Return all of the entries exactly, with nothing added or left out.

• _Data extract_
********************

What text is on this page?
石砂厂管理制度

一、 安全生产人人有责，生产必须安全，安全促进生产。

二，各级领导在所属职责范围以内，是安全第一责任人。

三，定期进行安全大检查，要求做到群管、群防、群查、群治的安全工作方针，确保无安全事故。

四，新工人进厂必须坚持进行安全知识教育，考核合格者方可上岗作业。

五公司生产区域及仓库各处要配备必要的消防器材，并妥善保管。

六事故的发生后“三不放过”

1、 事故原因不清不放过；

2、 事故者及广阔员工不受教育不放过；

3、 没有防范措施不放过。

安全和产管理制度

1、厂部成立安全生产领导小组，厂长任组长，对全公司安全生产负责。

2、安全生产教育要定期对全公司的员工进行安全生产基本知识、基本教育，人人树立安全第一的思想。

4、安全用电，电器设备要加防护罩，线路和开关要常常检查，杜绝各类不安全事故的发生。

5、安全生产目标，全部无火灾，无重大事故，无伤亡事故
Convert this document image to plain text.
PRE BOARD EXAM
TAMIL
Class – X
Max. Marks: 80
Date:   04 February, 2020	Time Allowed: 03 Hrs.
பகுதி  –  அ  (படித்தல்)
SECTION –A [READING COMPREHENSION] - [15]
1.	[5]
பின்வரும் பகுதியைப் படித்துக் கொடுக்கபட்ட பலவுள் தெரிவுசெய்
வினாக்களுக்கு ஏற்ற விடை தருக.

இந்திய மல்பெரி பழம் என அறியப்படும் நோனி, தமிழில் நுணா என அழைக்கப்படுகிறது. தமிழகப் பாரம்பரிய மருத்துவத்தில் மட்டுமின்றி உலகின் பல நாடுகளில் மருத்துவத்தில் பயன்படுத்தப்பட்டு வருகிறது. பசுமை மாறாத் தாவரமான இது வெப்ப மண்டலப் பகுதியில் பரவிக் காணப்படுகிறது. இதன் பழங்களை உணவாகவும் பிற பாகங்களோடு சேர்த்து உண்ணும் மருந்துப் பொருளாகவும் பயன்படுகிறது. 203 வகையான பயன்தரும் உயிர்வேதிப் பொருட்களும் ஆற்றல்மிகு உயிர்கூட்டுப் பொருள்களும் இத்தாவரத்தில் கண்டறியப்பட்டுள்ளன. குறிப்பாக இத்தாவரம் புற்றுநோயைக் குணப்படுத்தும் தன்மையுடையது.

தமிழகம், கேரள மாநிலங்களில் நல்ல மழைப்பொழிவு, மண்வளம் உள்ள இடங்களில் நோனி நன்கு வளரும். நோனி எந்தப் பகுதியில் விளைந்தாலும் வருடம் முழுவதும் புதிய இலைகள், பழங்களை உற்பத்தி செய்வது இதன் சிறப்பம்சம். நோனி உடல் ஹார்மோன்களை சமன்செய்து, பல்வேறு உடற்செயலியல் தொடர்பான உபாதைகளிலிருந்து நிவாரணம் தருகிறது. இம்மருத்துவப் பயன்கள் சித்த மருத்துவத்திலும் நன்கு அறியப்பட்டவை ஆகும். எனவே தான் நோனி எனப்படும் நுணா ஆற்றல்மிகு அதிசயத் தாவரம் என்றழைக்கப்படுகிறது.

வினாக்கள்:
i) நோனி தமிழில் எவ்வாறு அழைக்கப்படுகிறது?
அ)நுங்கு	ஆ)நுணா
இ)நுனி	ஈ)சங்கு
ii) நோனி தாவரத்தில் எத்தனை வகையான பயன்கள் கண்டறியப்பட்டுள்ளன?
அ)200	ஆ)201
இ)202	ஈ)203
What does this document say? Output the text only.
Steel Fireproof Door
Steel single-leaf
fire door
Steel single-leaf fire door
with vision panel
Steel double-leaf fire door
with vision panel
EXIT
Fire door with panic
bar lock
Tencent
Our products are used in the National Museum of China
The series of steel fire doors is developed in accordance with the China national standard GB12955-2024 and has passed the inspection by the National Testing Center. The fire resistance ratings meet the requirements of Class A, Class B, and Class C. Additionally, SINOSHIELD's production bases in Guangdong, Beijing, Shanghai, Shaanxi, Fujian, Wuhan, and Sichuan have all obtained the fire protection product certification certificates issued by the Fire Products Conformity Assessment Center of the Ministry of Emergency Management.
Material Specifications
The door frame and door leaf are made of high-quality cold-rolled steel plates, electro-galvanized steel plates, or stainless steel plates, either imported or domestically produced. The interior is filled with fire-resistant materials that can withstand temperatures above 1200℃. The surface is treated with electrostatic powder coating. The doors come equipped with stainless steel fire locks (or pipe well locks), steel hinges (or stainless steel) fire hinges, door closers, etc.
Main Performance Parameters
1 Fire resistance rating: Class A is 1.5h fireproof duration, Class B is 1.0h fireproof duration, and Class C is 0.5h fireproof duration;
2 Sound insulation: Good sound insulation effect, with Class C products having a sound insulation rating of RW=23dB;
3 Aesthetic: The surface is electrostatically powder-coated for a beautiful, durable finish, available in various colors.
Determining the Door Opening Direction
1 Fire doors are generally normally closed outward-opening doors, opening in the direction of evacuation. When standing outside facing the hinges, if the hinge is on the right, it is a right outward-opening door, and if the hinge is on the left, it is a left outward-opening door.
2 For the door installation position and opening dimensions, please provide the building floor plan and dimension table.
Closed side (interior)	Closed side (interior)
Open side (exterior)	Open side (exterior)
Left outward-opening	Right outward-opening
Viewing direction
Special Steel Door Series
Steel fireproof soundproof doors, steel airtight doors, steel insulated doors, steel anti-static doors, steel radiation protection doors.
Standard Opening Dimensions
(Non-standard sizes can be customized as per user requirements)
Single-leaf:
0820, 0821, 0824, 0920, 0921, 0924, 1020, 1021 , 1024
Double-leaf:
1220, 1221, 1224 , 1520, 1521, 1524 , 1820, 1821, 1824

********************

• _Result_
What text is on this page?
石砂厂管理制度

一、 安全生产人人有责，生产必须安全，安全促进生产。

二，各级领导在所属职责范围以内，是安全第一责任人。

三，定期进行安全大检查，要求做到群管、群防、群查、群治的安全工作方针，确保无安全事故。

四，新工人进厂必须坚持进行安全知识教育，考核合格者方可上岗作业。

五公司生产区域及仓库各处要配备必要的消防器材，并妥善保管。

六事故的发生后“三不放过”

1、 事故原因不清不放过；

2、 事故者及广阔员工不受教育不放过；

3、 没有防范措施不放过。

安全和产管理制度

1、厂部成立安全生产领导小组，厂长任组长，对全公司安全生产负责。

2、安全生产教育要定期对全公司的员工进行安全生产基本知识、基本教育，人人树立安全第一的思想。

4、安全用电，电器设备要加防护罩，线路和开关要常常检查，杜绝各类不安全事故的发生。

5、安全生产目标，全部无火灾，无重大事故，无伤亡事故
Convert this document image to plain text.
PRE BOARD EXAM
TAMIL
Class – X
Max. Marks: 80
Date:   04 February, 2020	Time Allowed: 03 Hrs.
பகுதி  –  அ  (படித்தல்)
SECTION –A [READING COMPREHENSION] - [15]
1.	[5]
பின்வரும் பகுதியைப் படித்துக் கொடுக்கபட்ட பலவுள் தெரிவுசெய்
வினாக்களுக்கு ஏற்ற விடை தருக.

இந்திய மல்பெரி பழம் என அறியப்படும் நோனி, தமிழில் நுணா என அழைக்கப்படுகிறது. தமிழகப் பாரம்பரிய மருத்துவத்தில் மட்டுமின்றி உலகின் பல நாடுகளில் மருத்துவத்தில் பயன்படுத்தப்பட்டு வருகிறது. பசுமை மாறாத் தாவரமான இது வெப்ப மண்டலப் பகுதியில் பரவிக் காணப்படுகிறது. இதன் பழங்களை உணவாகவும் பிற பாகங்களோடு சேர்த்து உண்ணும் மருந்துப் பொருளாகவும் பயன்படுகிறது. 203 வகையான பயன்தரும் உயிர்வேதிப் பொருட்களும் ஆற்றல்மிகு உயிர்கூட்டுப் பொருள்களும் இத்தாவரத்தில் கண்டறியப்பட்டுள்ளன. குறிப்பாக இத்தாவரம் புற்றுநோயைக் குணப்படுத்தும் தன்மையுடையது.

தமிழகம், கேரள மாநிலங்களில் நல்ல மழைப்பொழிவு, மண்வளம் உள்ள இடங்களில் நோனி நன்கு வளரும். நோனி எந்தப் பகுதியில் விளைந்தாலும் வருடம் முழுவதும் புதிய இலைகள், பழங்களை உற்பத்தி செய்வது இதன் சிறப்பம்சம். நோனி உடல் ஹார்மோன்களை சமன்செய்து, பல்வேறு உடற்செயலியல் தொடர்பான உபாதைகளிலிருந்து நிவாரணம் தருகிறது. இம்மருத்துவப் பயன்கள் சித்த மருத்துவத்திலும் நன்கு அறியப்பட்டவை ஆகும். எனவே தான் நோனி எனப்படும் நுணா ஆற்றல்மிகு அதிசயத் தாவரம் என்றழைக்கப்படுகிறது.

வினாக்கள்:
i) நோனி தமிழில் எவ்வாறு அழைக்கப்படுகிறது?
அ)நுங்கு	ஆ)நுணா
இ)நுனி	ஈ)சங்கு
ii) நோனி தாவரத்தில் எத்தனை வகையான பயன்கள் கண்டறியப்பட்டுள்ளன?
அ)200	ஆ)201
இ)202	ஈ)203
What does this document say? Output the text only.
Steel Fireproof Door
Steel single-leaf
fire door
Steel single-leaf fire door
with vision panel
Steel double-leaf fire door
with vision panel
EXIT
Fire door with panic
bar lock
Tencent
Our products are used in the National Museum of China
The series of steel fire doors is developed in accordance with the China national standard GB12955-2024 and has passed the inspection by the National Testing Center. The fire resistance ratings meet the requirements of Class A, Class B, and Class C. Additionally, SINOSHIELD's production bases in Guangdong, Beijing, Shanghai, Shaanxi, Fujian, Wuhan, and Sichuan have all obtained the fire protection product certification certificates issued by the Fire Products Conformity Assessment Center of the Ministry of Emergency Management.
Material Specifications
The door frame and door leaf are made of high-quality cold-rolled steel plates, electro-galvanized steel plates, or stainless steel plates, either imported or domestically produced. The interior is filled with fire-resistant materials that can withstand temperatures above 1200℃. The surface is treated with electrostatic powder coating. The doors come equipped with stainless steel fire locks (or pipe well locks), steel hinges (or stainless steel) fire hinges, door closers, etc.
Main Performance Parameters
1 Fire resistance rating: Class A is 1.5h fireproof duration, Class B is 1.0h fireproof duration, and Class C is 0.5h fireproof duration;
2 Sound insulation: Good sound insulation effect, with Class C products having a sound insulation rating of RW=23dB;
3 Aesthetic: The surface is electrostatically powder-coated for a beautiful, durable finish, available in various colors.
Determining the Door Opening Direction
1 Fire doors are generally normally closed outward-opening doors, opening in the direction of evacuation. When standing outside facing the hinges, if the hinge is on the right, it is a right outward-opening door, and if the hinge is on the left, it is a left outward-opening door.
2 For the door installation position and opening dimensions, please provide the building floor plan and dimension table.
Closed side (interior)	Closed side (interior)
Open side (exterior)	Open side (exterior)
Left outward-opening	Right outward-opening
Viewing direction
Special Steel Door Series
Steel fireproof soundproof doors, steel airtight doors, steel insulated doors, steel anti-static doors, steel radiation protection doors.
Standard Opening Dimensions
(Non-standard sizes can be customized as per user requirements)
Single-leaf:
0820, 0821, 0824, 0920, 0921, 0924, 1020, 1021 , 1024
Double-leaf:
1220, 1221, 1224 , 1520, 1521, 1524 , 1820, 1821, 1824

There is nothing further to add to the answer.